### TO DO
Format the data as a numbered list, from the beginning through the line containing "logo-stroke [312,60,326,81]", with both ends included and any blank lines omitted.

(Box coordinate listings)
------------------------------------

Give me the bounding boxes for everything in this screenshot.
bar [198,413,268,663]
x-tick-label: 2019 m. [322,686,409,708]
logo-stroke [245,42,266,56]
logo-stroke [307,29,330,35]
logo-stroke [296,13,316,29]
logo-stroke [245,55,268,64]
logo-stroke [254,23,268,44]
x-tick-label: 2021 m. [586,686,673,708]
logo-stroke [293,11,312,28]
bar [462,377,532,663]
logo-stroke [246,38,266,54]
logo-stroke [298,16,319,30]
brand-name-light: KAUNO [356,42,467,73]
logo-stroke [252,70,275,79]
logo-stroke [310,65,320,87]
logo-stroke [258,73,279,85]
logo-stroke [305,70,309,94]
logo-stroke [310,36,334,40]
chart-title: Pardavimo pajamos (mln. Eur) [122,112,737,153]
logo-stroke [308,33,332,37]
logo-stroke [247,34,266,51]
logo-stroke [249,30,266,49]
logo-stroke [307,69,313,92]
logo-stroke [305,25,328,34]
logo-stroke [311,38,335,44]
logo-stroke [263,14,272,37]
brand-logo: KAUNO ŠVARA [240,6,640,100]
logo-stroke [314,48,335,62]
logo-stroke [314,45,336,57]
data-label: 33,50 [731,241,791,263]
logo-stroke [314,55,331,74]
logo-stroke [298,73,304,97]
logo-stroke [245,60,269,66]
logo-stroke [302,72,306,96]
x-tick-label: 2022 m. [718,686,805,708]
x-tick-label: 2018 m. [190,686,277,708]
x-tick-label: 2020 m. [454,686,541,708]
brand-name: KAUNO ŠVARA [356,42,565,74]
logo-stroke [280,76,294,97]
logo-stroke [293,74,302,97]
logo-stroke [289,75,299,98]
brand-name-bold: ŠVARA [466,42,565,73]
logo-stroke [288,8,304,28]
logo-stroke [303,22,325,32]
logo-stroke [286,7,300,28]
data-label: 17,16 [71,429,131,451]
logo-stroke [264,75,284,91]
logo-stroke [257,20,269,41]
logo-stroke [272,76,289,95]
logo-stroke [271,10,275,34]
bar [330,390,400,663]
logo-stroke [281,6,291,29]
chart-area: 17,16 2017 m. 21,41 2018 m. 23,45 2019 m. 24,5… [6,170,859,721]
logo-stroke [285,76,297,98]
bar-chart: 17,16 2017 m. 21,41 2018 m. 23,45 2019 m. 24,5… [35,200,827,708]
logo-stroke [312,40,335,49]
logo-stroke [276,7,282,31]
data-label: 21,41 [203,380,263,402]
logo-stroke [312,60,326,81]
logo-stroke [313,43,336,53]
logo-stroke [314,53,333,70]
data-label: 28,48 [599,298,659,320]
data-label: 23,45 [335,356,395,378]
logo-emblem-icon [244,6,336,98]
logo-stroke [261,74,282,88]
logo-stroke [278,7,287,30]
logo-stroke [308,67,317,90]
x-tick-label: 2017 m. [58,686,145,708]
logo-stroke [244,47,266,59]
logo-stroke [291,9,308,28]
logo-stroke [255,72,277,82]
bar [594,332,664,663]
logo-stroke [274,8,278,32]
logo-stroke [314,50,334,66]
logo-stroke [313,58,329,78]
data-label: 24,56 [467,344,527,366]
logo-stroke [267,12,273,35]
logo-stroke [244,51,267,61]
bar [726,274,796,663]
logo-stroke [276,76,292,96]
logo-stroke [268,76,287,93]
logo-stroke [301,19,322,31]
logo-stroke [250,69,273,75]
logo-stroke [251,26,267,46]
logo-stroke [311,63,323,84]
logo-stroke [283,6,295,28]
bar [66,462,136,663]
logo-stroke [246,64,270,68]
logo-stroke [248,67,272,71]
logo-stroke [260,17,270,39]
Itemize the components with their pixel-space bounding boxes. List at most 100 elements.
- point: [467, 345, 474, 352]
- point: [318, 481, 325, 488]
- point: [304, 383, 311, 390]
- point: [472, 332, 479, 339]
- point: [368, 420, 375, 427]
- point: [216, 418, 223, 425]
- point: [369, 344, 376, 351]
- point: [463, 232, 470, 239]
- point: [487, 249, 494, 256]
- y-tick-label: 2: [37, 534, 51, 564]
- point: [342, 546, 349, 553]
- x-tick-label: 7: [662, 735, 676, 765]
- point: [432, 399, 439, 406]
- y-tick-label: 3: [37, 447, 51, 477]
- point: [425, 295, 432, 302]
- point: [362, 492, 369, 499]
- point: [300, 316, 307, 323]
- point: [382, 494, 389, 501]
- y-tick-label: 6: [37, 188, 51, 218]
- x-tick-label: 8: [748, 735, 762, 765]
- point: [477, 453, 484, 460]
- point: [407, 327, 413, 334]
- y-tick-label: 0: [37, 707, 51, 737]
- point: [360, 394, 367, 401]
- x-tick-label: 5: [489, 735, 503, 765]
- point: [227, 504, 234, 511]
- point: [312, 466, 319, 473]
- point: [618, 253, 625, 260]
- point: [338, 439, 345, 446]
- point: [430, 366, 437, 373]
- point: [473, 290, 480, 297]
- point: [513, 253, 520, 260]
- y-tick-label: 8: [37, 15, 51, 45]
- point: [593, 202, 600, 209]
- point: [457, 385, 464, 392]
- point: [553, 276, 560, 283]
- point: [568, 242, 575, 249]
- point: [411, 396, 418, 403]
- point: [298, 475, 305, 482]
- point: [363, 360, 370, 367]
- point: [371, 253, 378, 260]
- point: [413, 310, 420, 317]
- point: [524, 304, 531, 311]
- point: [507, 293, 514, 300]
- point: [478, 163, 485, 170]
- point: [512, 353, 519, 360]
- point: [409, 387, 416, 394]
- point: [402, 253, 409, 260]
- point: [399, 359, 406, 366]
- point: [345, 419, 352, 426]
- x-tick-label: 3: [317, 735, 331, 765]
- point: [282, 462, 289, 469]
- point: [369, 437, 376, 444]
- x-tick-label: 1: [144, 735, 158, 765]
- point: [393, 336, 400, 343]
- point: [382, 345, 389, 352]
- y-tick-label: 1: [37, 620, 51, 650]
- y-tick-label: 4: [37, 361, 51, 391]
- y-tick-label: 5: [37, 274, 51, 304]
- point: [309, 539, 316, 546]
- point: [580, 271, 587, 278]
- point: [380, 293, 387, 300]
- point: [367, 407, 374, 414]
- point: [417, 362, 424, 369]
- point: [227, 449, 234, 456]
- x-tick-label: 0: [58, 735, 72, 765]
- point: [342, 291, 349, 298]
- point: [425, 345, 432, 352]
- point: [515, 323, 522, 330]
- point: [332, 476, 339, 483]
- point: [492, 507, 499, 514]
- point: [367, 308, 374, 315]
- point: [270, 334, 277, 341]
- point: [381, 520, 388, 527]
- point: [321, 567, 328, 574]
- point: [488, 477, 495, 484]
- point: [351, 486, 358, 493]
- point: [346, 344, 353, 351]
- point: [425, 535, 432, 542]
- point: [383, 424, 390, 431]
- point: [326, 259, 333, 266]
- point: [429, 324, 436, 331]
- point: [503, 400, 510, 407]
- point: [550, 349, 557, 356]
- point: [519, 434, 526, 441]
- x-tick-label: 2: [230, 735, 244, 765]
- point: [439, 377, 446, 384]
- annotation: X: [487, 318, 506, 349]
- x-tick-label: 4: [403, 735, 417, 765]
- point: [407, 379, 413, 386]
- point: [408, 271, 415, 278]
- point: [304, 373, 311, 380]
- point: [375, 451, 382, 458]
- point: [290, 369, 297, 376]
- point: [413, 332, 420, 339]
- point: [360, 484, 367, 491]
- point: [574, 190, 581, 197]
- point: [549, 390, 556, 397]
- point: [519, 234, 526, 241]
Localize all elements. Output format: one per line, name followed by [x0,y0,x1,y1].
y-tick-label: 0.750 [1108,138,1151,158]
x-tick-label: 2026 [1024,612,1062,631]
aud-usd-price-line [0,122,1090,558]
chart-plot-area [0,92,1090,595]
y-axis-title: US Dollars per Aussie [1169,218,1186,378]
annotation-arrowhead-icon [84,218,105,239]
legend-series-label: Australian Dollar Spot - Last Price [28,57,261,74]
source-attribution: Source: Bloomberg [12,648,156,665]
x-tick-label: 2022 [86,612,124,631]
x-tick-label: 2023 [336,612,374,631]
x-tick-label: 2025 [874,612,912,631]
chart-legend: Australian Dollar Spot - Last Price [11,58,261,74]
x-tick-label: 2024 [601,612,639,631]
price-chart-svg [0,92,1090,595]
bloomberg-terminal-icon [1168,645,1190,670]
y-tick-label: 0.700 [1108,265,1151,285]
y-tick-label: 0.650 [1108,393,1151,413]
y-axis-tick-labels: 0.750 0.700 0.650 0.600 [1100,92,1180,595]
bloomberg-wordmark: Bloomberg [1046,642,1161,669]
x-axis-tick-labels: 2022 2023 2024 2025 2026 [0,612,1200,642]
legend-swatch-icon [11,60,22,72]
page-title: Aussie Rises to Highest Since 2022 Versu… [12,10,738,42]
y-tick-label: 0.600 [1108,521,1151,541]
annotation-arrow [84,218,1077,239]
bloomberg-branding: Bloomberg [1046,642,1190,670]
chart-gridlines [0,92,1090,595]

------------------------------------

### ANSWER BELOW
1. Give me the bounding boxes for everything in this screenshot.
2. bar [198,413,268,663]
3. x-tick-label: 2019 m. [322,686,409,708]
4. logo-stroke [245,42,266,56]
5. logo-stroke [307,29,330,35]
6. logo-stroke [296,13,316,29]
7. logo-stroke [245,55,268,64]
8. logo-stroke [254,23,268,44]
9. x-tick-label: 2021 m. [586,686,673,708]
10. logo-stroke [293,11,312,28]
11. bar [462,377,532,663]
12. logo-stroke [246,38,266,54]
13. logo-stroke [298,16,319,30]
14. brand-name-light: KAUNO [356,42,467,73]
15. logo-stroke [252,70,275,79]
16. logo-stroke [310,65,320,87]
17. logo-stroke [258,73,279,85]
18. logo-stroke [305,70,309,94]
19. logo-stroke [310,36,334,40]
20. chart-title: Pardavimo pajamos (mln. Eur) [122,112,737,153]
21. logo-stroke [308,33,332,37]
22. logo-stroke [247,34,266,51]
23. logo-stroke [249,30,266,49]
24. logo-stroke [307,69,313,92]
25. logo-stroke [305,25,328,34]
26. logo-stroke [311,38,335,44]
27. logo-stroke [263,14,272,37]
28. brand-logo: KAUNO ŠVARA [240,6,640,100]
29. logo-stroke [314,48,335,62]
30. logo-stroke [314,45,336,57]
31. data-label: 33,50 [731,241,791,263]
32. logo-stroke [314,55,331,74]
33. logo-stroke [298,73,304,97]
34. logo-stroke [245,60,269,66]
35. logo-stroke [302,72,306,96]
36. x-tick-label: 2022 m. [718,686,805,708]
37. x-tick-label: 2018 m. [190,686,277,708]
38. x-tick-label: 2020 m. [454,686,541,708]
39. brand-name: KAUNO ŠVARA [356,42,565,74]
40. logo-stroke [280,76,294,97]
41. logo-stroke [293,74,302,97]
42. logo-stroke [289,75,299,98]
43. brand-name-bold: ŠVARA [466,42,565,73]
44. logo-stroke [288,8,304,28]
45. logo-stroke [303,22,325,32]
46. logo-stroke [286,7,300,28]
47. data-label: 17,16 [71,429,131,451]
48. logo-stroke [264,75,284,91]
49. logo-stroke [257,20,269,41]
50. logo-stroke [272,76,289,95]
51. logo-stroke [271,10,275,34]
52. bar [330,390,400,663]
53. logo-stroke [281,6,291,29]
54. chart-area: 17,16 2017 m. 21,41 2018 m. 23,45 2019 m. 24,5… [6,170,859,721]
55. logo-stroke [285,76,297,98]
56. bar-chart: 17,16 2017 m. 21,41 2018 m. 23,45 2019 m. 24,5… [35,200,827,708]
57. logo-stroke [312,40,335,49]
58. logo-stroke [276,7,282,31]
59. data-label: 21,41 [203,380,263,402]
60. logo-stroke [312,60,326,81]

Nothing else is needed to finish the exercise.